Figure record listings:

###

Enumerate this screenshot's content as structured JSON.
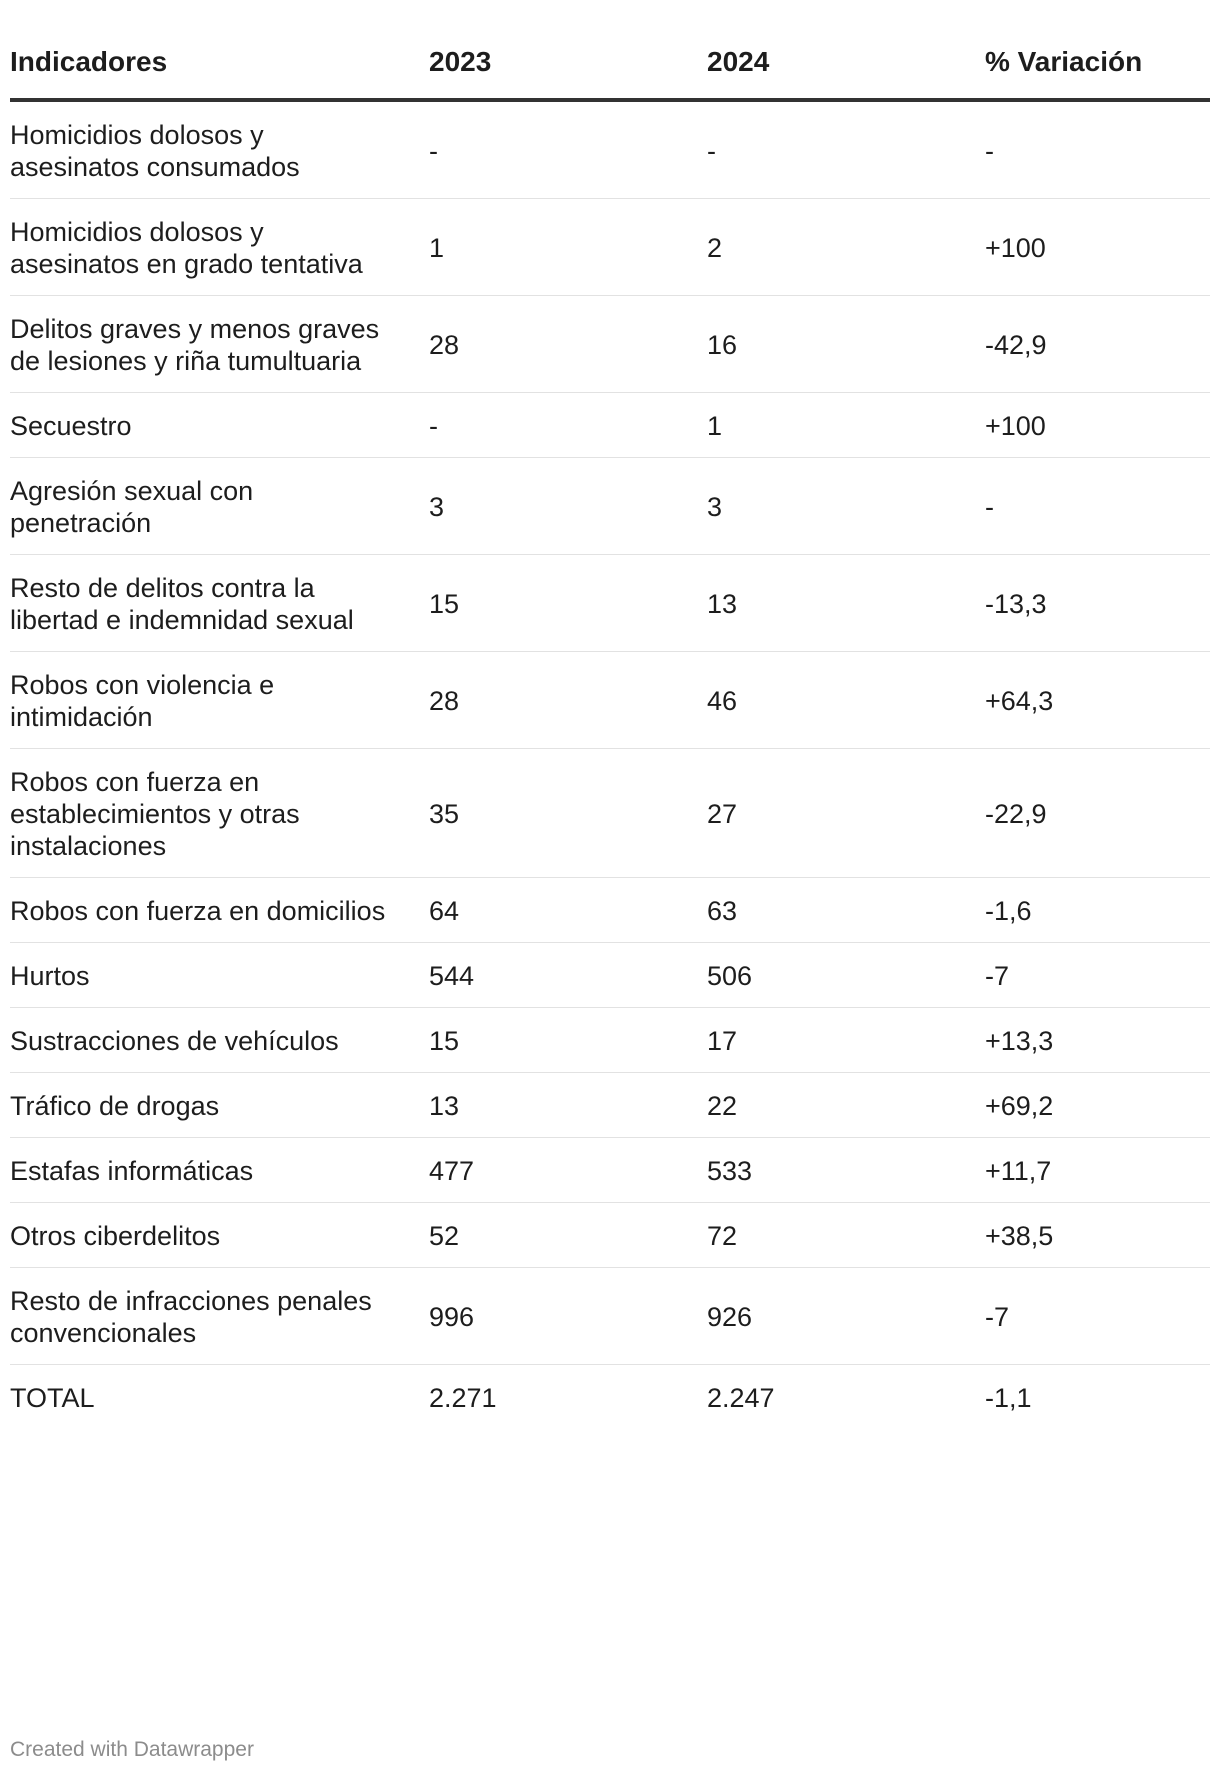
{
  "chart_data": {
    "type": "table",
    "columns": [
      "Indicadores",
      "2023",
      "2024",
      "% Variación"
    ],
    "rows": [
      [
        "Homicidios dolosos y asesinatos consumados",
        "-",
        "-",
        "-"
      ],
      [
        "Homicidios dolosos y asesinatos en grado tentativa",
        "1",
        "2",
        "+100"
      ],
      [
        "Delitos graves y menos graves de lesiones y riña tumultuaria",
        "28",
        "16",
        "-42,9"
      ],
      [
        "Secuestro",
        "-",
        "1",
        "+100"
      ],
      [
        "Agresión sexual con penetración",
        "3",
        "3",
        "-"
      ],
      [
        "Resto de delitos contra la libertad e indemnidad sexual",
        "15",
        "13",
        "-13,3"
      ],
      [
        "Robos con violencia e intimidación",
        "28",
        "46",
        "+64,3"
      ],
      [
        "Robos con fuerza en establecimientos y otras instalaciones",
        "35",
        "27",
        "-22,9"
      ],
      [
        "Robos con fuerza en domicilios",
        "64",
        "63",
        "-1,6"
      ],
      [
        "Hurtos",
        "544",
        "506",
        "-7"
      ],
      [
        "Sustracciones de vehículos",
        "15",
        "17",
        "+13,3"
      ],
      [
        "Tráfico de drogas",
        "13",
        "22",
        "+69,2"
      ],
      [
        "Estafas informáticas",
        "477",
        "533",
        "+11,7"
      ],
      [
        "Otros ciberdelitos",
        "52",
        "72",
        "+38,5"
      ],
      [
        "Resto de infracciones penales convencionales",
        "996",
        "926",
        "-7"
      ],
      [
        "TOTAL",
        "2.271",
        "2.247",
        "-1,1"
      ]
    ]
  },
  "footer": {
    "credit": "Created with Datawrapper"
  },
  "colors": {
    "text": "#1d1d1d",
    "header_rule": "#333333",
    "row_rule": "#e2e2e2",
    "footer_text": "#8c8c8c"
  }
}
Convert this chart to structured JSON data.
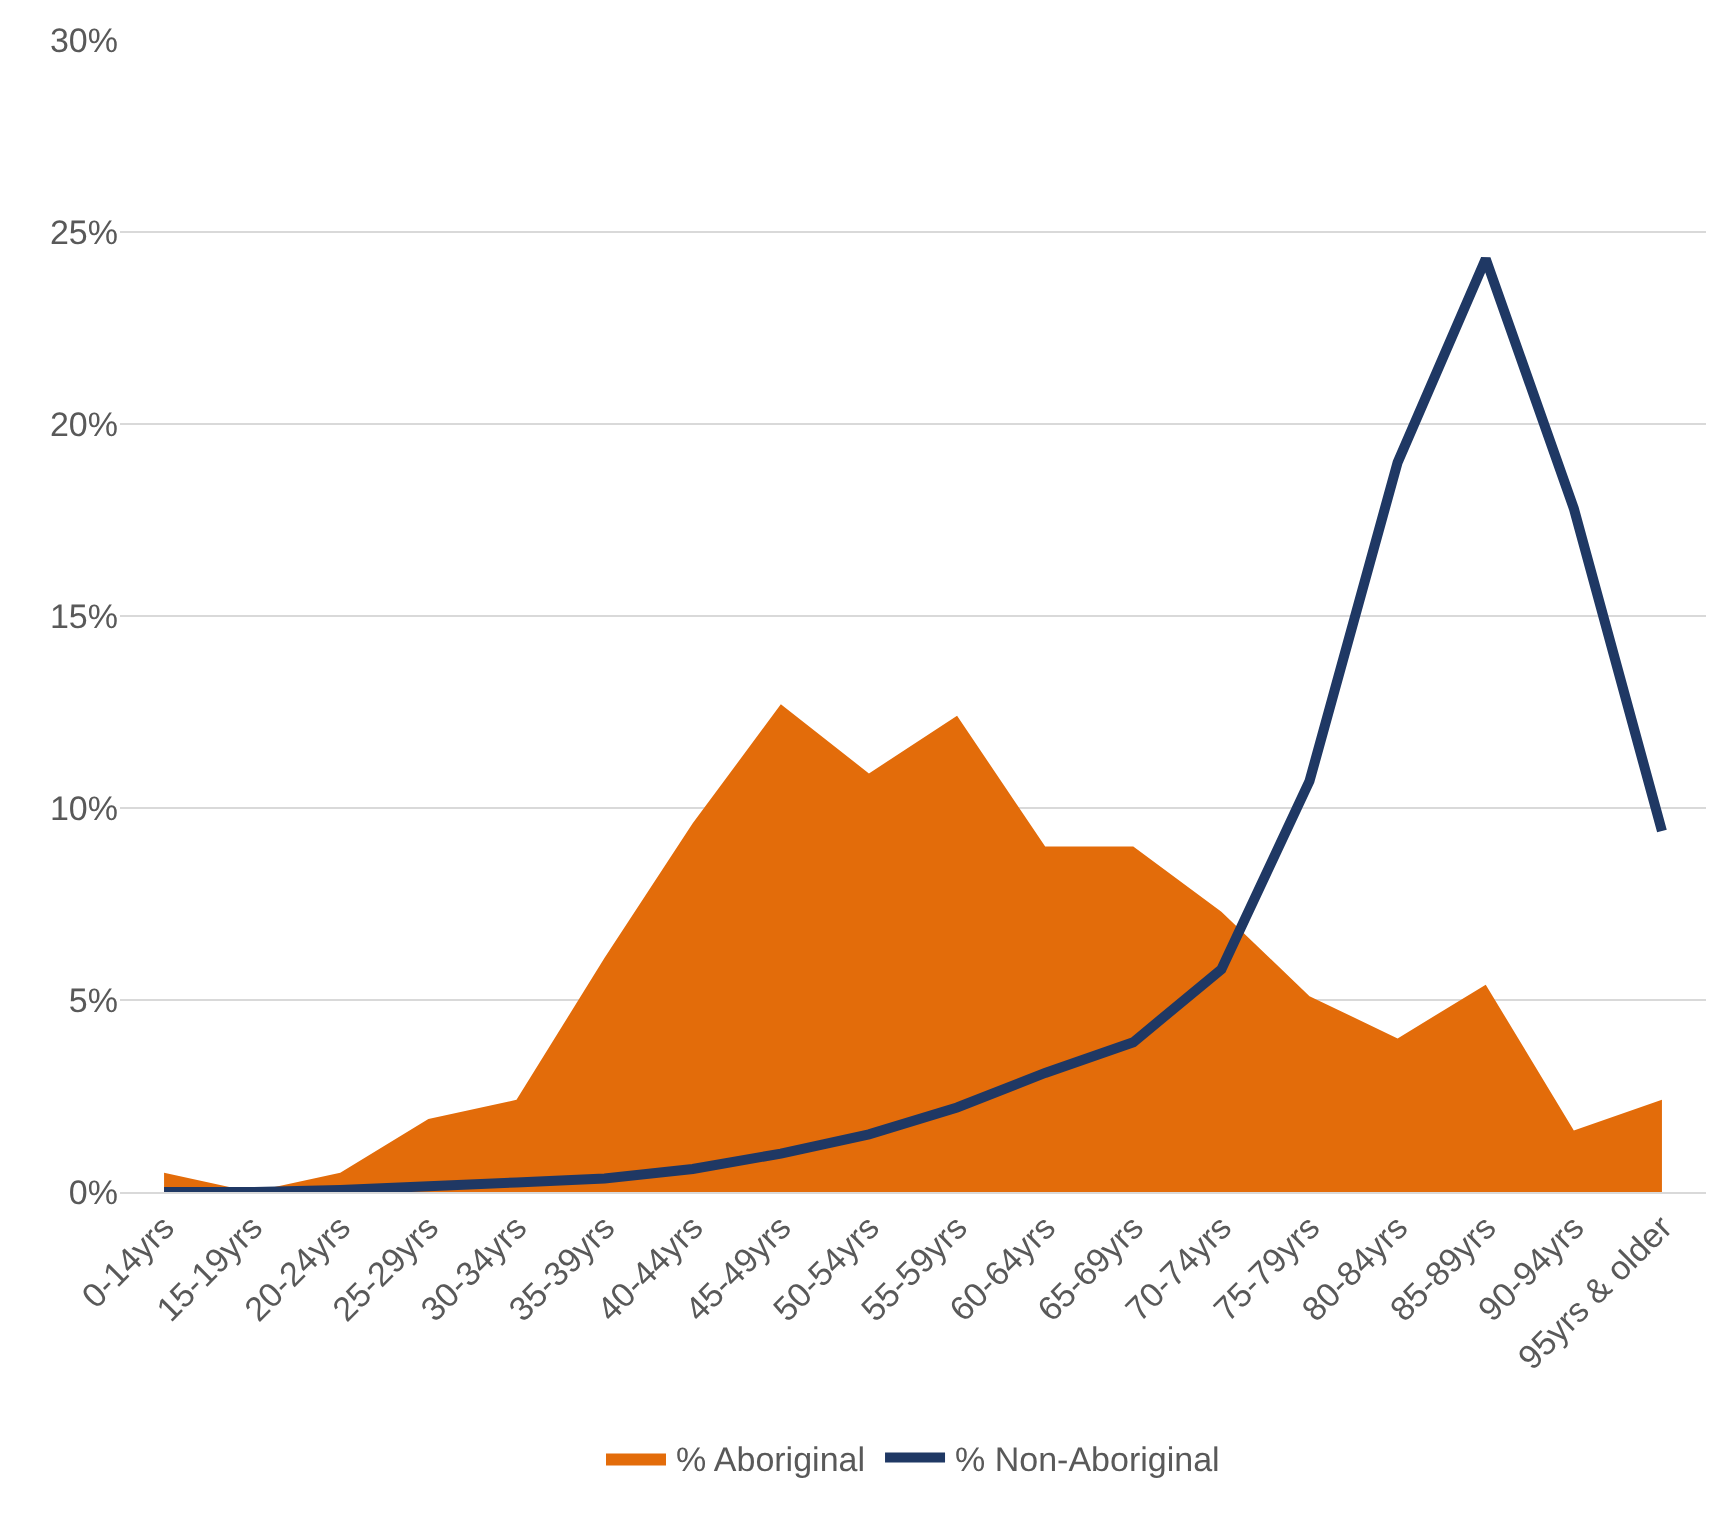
{
  "chart_data": {
    "type": "area",
    "categories": [
      "0-14yrs",
      "15-19yrs",
      "20-24yrs",
      "25-29yrs",
      "30-34yrs",
      "35-39yrs",
      "40-44yrs",
      "45-49yrs",
      "50-54yrs",
      "55-59yrs",
      "60-64yrs",
      "65-69yrs",
      "70-74yrs",
      "75-79yrs",
      "80-84yrs",
      "85-89yrs",
      "90-94yrs",
      "95yrs & older"
    ],
    "series": [
      {
        "name": "% Aboriginal",
        "color": "#e36c0a",
        "values": [
          0.5,
          0,
          0.5,
          1.9,
          2.4,
          6.1,
          9.6,
          12.7,
          10.9,
          12.4,
          9.0,
          9.0,
          7.3,
          5.1,
          4.0,
          5.4,
          1.6,
          2.4
        ]
      },
      {
        "name": "% Non-Aboriginal",
        "type": "line",
        "color": "#1f3864",
        "values": [
          0,
          0,
          0.05,
          0.15,
          0.25,
          0.35,
          0.6,
          1.0,
          1.5,
          2.2,
          3.1,
          3.9,
          5.8,
          10.7,
          19.0,
          24.3,
          17.8,
          9.4
        ]
      }
    ],
    "ylim": [
      0,
      30
    ],
    "yticks": [
      {
        "value": 0,
        "label": "0%"
      },
      {
        "value": 5,
        "label": "5%"
      },
      {
        "value": 10,
        "label": "10%"
      },
      {
        "value": 15,
        "label": "15%"
      },
      {
        "value": 20,
        "label": "20%"
      },
      {
        "value": 25,
        "label": "25%"
      },
      {
        "value": 30,
        "label": "30%"
      }
    ],
    "grid": "y",
    "legend": "bottom",
    "marker": "none",
    "line_style": "solid"
  }
}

###

- Requirement:
Collect, from the material above, every line containing the word "name".

- Answer for this exercise:
        "name": "% Aboriginal",
        "name": "% Non-Aboriginal",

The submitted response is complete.